• PROBLEM:
Please set down all the lines beneath this one exactly, without the pictures.

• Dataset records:
○ ○ ○ ○ ○
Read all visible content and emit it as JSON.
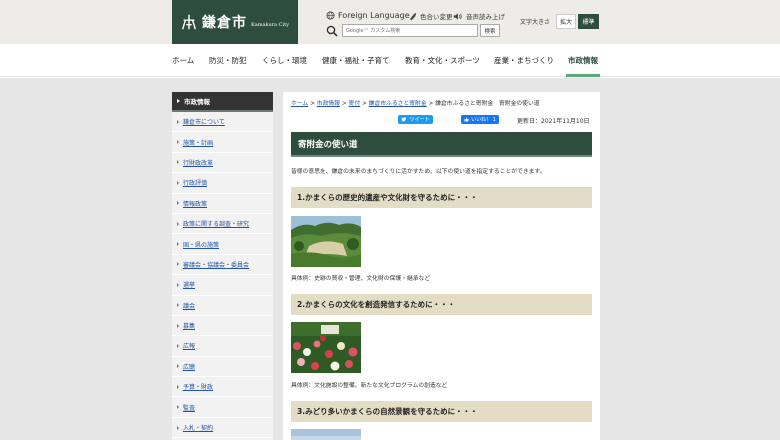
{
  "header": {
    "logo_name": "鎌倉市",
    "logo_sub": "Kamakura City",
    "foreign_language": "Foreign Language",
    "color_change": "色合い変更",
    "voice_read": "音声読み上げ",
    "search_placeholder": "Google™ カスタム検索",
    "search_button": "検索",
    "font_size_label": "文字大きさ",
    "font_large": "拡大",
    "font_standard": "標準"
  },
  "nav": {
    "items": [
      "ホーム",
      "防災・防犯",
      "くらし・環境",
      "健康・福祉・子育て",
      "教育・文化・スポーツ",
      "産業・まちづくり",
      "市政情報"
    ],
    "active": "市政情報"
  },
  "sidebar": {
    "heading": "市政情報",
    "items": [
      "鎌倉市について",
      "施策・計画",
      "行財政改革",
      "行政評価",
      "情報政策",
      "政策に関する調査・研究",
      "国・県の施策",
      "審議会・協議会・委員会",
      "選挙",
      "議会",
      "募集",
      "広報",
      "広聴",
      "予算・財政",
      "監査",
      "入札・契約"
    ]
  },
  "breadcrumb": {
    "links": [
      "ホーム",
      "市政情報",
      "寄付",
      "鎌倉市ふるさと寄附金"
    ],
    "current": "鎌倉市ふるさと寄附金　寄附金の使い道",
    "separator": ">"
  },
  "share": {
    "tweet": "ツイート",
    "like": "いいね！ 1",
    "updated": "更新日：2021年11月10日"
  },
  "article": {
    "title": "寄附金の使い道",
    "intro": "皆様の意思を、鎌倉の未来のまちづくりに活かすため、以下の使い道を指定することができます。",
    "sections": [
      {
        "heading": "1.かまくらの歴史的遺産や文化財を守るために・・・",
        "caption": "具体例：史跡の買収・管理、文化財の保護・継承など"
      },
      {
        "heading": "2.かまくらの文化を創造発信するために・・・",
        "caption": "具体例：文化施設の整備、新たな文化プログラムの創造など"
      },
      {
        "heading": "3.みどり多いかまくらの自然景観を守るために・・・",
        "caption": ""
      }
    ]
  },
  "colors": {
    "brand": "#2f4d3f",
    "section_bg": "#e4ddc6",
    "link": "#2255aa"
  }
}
○ ○ ○ ○ ○
• RESPONSE TO THIS EXERCISE:
Read all visible content and emit it as JSON.
{
  "header": {
    "logo_name": "鎌倉市",
    "logo_sub": "Kamakura City",
    "foreign_language": "Foreign Language",
    "color_change": "色合い変更",
    "voice_read": "音声読み上げ",
    "search_placeholder": "Google™ カスタム検索",
    "search_button": "検索",
    "font_size_label": "文字大きさ",
    "font_large": "拡大",
    "font_standard": "標準"
  },
  "nav": {
    "items": [
      "ホーム",
      "防災・防犯",
      "くらし・環境",
      "健康・福祉・子育て",
      "教育・文化・スポーツ",
      "産業・まちづくり",
      "市政情報"
    ],
    "active": "市政情報"
  },
  "sidebar": {
    "heading": "市政情報",
    "items": [
      "鎌倉市について",
      "施策・計画",
      "行財政改革",
      "行政評価",
      "情報政策",
      "政策に関する調査・研究",
      "国・県の施策",
      "審議会・協議会・委員会",
      "選挙",
      "議会",
      "募集",
      "広報",
      "広聴",
      "予算・財政",
      "監査",
      "入札・契約"
    ]
  },
  "breadcrumb": {
    "links": [
      "ホーム",
      "市政情報",
      "寄付",
      "鎌倉市ふるさと寄附金"
    ],
    "current": "鎌倉市ふるさと寄附金　寄附金の使い道",
    "separator": ">"
  },
  "share": {
    "tweet": "ツイート",
    "like": "いいね！ 1",
    "updated": "更新日：2021年11月10日"
  },
  "article": {
    "title": "寄附金の使い道",
    "intro": "皆様の意思を、鎌倉の未来のまちづくりに活かすため、以下の使い道を指定することができます。",
    "sections": [
      {
        "heading": "1.かまくらの歴史的遺産や文化財を守るために・・・",
        "caption": "具体例：史跡の買収・管理、文化財の保護・継承など"
      },
      {
        "heading": "2.かまくらの文化を創造発信するために・・・",
        "caption": "具体例：文化施設の整備、新たな文化プログラムの創造など"
      },
      {
        "heading": "3.みどり多いかまくらの自然景観を守るために・・・",
        "caption": ""
      }
    ]
  },
  "colors": {
    "brand": "#2f4d3f",
    "section_bg": "#e4ddc6",
    "link": "#2255aa"
  }
}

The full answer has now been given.